> [Dataset items]:
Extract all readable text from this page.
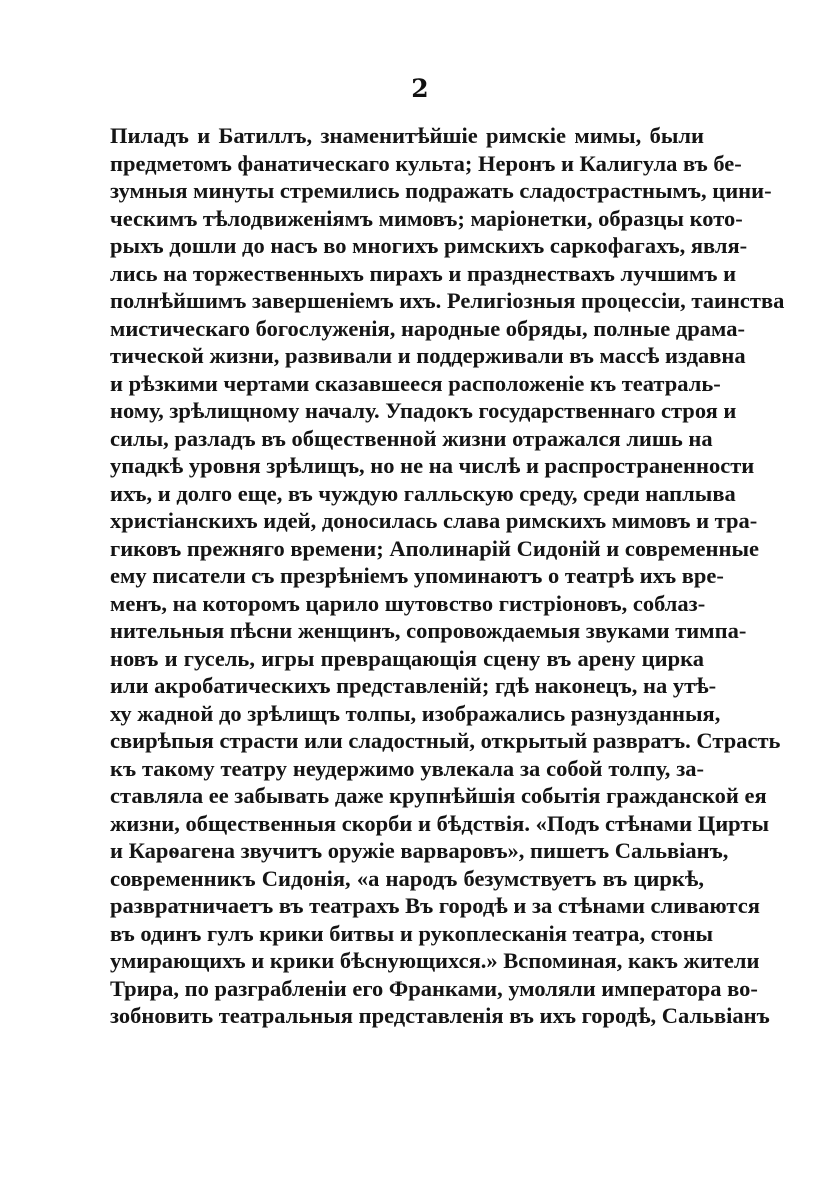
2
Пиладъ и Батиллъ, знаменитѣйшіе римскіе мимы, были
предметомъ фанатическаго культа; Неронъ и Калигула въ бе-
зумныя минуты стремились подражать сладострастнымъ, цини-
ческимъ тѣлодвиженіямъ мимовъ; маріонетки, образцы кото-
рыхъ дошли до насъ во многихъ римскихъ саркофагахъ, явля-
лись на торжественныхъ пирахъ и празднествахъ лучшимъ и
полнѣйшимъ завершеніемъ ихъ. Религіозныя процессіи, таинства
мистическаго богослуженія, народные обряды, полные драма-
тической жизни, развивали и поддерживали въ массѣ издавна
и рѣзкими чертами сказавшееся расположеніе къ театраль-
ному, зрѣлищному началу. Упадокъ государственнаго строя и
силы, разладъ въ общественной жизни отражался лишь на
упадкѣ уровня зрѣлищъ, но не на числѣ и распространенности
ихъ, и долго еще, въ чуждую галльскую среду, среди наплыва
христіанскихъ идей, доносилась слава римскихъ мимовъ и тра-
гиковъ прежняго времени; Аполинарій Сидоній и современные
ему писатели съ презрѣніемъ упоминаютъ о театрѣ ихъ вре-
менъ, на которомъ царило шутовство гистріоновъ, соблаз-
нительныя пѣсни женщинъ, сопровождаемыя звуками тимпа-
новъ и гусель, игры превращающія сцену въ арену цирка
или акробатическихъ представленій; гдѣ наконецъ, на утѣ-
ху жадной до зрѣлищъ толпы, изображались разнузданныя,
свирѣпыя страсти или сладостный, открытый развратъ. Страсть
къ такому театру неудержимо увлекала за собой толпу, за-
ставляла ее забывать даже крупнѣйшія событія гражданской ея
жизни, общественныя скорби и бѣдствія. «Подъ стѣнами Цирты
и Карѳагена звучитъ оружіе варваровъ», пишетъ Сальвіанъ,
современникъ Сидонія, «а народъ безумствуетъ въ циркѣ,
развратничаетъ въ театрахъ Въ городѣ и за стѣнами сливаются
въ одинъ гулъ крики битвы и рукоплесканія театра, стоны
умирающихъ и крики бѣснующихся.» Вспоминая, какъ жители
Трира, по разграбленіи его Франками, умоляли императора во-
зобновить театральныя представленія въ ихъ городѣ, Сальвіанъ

> [Problem to solve]:
Reply with one number only: how many lines of the listing hold "стѣнами"?

> [Written solution]:
2